EXERCISE OBJECTIVE: In the entries below, find the lines with the word "JSON" and copy them.

:: EXTRACTED DATA ::

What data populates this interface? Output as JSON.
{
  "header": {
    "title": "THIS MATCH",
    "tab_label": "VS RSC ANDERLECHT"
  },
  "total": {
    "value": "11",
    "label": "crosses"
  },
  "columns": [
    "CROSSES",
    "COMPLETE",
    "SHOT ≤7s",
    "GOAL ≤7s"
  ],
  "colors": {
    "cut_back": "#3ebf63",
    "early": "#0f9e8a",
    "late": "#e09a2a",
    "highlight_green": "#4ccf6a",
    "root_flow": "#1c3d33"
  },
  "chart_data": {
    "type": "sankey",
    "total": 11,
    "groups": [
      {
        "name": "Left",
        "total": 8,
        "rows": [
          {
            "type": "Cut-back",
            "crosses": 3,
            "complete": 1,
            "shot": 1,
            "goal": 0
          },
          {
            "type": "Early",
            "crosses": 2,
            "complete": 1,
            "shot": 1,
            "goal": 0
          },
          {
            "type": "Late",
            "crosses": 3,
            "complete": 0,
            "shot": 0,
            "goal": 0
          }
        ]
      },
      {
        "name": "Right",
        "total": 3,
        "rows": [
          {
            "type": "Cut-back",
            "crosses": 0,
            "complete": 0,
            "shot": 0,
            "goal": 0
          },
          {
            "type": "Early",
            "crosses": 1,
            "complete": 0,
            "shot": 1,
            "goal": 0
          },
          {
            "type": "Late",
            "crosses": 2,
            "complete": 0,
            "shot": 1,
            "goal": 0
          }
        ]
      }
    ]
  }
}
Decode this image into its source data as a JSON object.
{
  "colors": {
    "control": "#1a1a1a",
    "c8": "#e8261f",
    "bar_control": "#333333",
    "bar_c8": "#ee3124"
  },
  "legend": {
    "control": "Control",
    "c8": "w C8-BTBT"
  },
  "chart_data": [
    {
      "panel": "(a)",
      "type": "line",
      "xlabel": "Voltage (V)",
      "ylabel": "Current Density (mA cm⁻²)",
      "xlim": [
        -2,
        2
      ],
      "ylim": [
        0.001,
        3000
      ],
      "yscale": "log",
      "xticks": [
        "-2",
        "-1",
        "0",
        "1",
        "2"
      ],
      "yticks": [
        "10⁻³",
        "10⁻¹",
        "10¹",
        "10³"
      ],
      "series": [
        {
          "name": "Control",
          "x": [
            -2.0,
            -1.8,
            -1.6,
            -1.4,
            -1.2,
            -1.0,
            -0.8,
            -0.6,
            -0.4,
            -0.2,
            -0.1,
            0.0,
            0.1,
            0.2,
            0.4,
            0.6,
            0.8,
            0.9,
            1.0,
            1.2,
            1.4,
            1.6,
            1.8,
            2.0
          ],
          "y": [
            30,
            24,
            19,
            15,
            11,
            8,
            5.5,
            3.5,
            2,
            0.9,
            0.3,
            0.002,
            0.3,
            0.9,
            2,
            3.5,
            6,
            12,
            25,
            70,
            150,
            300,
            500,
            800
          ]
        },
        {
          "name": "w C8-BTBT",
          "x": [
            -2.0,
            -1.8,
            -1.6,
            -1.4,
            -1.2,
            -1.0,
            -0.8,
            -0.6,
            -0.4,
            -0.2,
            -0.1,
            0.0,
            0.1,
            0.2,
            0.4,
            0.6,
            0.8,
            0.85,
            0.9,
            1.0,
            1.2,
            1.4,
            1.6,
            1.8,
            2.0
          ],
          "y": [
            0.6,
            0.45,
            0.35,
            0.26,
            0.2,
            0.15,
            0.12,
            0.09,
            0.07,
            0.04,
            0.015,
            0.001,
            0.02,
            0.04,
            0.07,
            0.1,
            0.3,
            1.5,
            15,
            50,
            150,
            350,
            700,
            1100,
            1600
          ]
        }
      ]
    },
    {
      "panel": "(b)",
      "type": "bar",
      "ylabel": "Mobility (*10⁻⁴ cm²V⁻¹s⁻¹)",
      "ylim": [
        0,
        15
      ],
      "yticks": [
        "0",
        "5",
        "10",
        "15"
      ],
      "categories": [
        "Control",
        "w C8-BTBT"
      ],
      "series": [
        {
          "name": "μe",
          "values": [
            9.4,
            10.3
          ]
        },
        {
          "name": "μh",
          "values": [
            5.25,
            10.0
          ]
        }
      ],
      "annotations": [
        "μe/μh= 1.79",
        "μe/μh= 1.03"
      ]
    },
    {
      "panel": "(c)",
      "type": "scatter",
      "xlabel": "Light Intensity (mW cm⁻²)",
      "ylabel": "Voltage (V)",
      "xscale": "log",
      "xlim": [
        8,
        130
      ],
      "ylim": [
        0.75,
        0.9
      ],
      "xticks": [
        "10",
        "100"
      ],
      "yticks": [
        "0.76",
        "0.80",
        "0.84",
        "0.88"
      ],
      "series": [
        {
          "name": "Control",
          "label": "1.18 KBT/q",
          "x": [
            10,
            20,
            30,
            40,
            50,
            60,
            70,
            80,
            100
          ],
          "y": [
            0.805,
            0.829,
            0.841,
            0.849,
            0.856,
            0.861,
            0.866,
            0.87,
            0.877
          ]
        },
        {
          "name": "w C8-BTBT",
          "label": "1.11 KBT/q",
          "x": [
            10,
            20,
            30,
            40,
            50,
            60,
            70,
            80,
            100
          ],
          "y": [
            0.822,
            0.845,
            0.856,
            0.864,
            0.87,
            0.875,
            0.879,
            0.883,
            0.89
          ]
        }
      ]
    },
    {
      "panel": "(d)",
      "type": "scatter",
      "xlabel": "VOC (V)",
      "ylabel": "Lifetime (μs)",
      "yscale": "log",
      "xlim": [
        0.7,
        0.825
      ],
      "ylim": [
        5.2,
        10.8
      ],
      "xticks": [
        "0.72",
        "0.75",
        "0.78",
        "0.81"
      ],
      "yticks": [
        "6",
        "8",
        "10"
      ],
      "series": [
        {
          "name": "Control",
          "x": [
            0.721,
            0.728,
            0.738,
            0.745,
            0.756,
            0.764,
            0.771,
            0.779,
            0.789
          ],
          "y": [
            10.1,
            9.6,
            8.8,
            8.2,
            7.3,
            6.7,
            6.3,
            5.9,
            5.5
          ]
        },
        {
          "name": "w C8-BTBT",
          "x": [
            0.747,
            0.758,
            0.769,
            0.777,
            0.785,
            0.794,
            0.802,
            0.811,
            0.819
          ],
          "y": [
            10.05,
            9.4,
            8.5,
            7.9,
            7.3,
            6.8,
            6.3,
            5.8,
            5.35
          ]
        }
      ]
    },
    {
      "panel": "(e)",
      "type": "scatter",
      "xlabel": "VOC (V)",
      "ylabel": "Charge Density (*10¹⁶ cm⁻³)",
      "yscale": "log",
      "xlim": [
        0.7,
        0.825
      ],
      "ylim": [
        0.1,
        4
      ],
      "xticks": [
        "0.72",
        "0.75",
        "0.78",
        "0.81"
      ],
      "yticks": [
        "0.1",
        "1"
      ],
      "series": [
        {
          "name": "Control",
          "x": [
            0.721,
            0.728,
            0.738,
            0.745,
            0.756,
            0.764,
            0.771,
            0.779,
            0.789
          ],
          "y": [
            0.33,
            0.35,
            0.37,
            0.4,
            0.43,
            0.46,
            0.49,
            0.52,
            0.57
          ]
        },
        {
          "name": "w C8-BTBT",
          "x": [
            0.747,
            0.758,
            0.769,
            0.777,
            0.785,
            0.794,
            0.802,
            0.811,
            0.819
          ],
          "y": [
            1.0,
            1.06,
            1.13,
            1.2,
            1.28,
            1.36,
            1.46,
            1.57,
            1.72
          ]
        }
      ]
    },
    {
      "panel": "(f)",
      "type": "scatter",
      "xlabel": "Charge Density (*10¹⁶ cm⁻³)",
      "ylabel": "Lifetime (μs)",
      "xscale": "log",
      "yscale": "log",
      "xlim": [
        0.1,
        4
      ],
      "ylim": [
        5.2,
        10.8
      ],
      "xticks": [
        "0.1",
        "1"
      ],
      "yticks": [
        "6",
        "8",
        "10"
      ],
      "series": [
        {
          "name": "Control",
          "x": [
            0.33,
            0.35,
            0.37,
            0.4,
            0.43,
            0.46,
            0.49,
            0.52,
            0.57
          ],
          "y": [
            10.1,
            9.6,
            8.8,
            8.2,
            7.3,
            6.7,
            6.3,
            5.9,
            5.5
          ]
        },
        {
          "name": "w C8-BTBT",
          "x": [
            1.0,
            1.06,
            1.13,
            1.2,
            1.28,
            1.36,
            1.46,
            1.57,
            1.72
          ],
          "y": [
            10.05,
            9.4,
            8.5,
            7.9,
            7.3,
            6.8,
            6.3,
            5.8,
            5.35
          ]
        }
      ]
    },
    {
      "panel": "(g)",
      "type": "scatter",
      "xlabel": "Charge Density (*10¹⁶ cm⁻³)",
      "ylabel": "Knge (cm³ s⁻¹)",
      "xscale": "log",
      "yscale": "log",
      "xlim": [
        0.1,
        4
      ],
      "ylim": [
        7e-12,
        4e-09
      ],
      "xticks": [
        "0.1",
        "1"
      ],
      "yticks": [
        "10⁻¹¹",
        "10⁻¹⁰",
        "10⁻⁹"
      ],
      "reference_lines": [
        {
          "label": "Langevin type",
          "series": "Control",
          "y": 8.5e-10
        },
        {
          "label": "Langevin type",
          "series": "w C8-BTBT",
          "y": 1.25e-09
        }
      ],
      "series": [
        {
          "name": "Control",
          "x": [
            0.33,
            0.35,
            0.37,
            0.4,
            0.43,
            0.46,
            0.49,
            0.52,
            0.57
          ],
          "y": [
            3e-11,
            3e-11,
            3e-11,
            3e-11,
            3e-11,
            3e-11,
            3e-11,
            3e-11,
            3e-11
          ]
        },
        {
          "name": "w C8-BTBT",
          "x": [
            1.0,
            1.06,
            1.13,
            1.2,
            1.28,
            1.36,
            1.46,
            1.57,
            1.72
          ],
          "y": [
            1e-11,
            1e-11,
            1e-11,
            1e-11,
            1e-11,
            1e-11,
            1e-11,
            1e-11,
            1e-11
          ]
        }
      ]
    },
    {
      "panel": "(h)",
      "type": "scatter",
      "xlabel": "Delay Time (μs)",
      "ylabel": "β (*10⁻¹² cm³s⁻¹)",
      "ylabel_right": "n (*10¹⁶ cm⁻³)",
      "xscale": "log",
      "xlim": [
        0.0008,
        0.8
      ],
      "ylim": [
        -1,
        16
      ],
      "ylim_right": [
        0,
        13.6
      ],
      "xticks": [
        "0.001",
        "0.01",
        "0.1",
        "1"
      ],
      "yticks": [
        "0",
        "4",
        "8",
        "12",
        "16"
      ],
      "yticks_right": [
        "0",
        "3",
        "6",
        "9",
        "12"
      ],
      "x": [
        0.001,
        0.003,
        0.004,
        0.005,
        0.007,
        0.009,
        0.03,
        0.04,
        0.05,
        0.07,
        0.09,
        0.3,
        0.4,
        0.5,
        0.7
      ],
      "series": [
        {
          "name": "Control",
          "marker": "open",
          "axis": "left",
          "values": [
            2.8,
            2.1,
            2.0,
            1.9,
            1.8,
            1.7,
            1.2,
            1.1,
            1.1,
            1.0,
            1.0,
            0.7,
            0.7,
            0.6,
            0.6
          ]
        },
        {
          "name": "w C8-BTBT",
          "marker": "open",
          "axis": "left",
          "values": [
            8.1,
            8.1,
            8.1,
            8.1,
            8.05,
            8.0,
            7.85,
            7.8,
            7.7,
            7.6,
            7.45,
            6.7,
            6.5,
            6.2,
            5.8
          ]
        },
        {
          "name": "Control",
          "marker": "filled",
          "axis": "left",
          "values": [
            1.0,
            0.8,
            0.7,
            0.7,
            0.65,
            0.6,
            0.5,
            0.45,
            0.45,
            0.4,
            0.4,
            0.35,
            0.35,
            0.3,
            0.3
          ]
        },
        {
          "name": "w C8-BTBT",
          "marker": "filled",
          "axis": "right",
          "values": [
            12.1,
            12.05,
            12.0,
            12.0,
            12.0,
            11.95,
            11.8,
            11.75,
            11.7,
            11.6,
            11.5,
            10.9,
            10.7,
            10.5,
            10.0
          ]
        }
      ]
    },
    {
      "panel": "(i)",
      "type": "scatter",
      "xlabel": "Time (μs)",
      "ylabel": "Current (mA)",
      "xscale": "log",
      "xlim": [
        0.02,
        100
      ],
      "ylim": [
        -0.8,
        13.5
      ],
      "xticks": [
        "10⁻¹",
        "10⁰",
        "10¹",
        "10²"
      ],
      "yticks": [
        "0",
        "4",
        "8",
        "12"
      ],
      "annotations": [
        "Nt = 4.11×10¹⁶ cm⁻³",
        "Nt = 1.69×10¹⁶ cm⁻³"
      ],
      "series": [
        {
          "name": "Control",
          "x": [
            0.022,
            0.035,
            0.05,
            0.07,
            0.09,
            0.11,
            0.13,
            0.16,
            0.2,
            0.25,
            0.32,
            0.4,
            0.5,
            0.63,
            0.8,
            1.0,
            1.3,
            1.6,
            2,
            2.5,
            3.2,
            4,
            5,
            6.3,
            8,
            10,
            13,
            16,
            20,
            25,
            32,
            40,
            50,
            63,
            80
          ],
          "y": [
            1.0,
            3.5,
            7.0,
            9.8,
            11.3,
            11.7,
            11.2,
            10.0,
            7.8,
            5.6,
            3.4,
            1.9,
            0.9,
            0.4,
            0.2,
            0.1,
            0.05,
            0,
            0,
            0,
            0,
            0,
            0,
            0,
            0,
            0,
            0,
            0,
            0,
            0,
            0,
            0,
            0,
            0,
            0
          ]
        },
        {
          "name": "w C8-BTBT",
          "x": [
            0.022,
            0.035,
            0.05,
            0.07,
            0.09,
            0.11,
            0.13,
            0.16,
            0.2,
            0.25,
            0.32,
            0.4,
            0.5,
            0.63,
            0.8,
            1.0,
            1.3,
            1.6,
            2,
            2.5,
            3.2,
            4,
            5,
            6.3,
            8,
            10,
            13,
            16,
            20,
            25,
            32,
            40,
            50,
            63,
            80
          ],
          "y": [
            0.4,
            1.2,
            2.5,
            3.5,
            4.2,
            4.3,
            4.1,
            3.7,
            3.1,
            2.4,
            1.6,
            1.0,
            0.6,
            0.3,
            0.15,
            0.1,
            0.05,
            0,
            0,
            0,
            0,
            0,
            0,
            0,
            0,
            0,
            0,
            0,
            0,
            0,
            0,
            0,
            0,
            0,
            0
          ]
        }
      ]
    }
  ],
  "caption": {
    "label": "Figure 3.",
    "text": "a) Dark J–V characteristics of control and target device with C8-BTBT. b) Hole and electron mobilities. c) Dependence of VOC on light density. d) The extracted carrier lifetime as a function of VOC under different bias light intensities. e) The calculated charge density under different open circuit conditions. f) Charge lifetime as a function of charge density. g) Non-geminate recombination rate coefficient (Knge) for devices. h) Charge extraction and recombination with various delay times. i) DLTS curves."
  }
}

:::

REPLY TO THE EXERCISE:
What data populates this interface? Output as JSON.
Decode this image into its source data as a JSON object.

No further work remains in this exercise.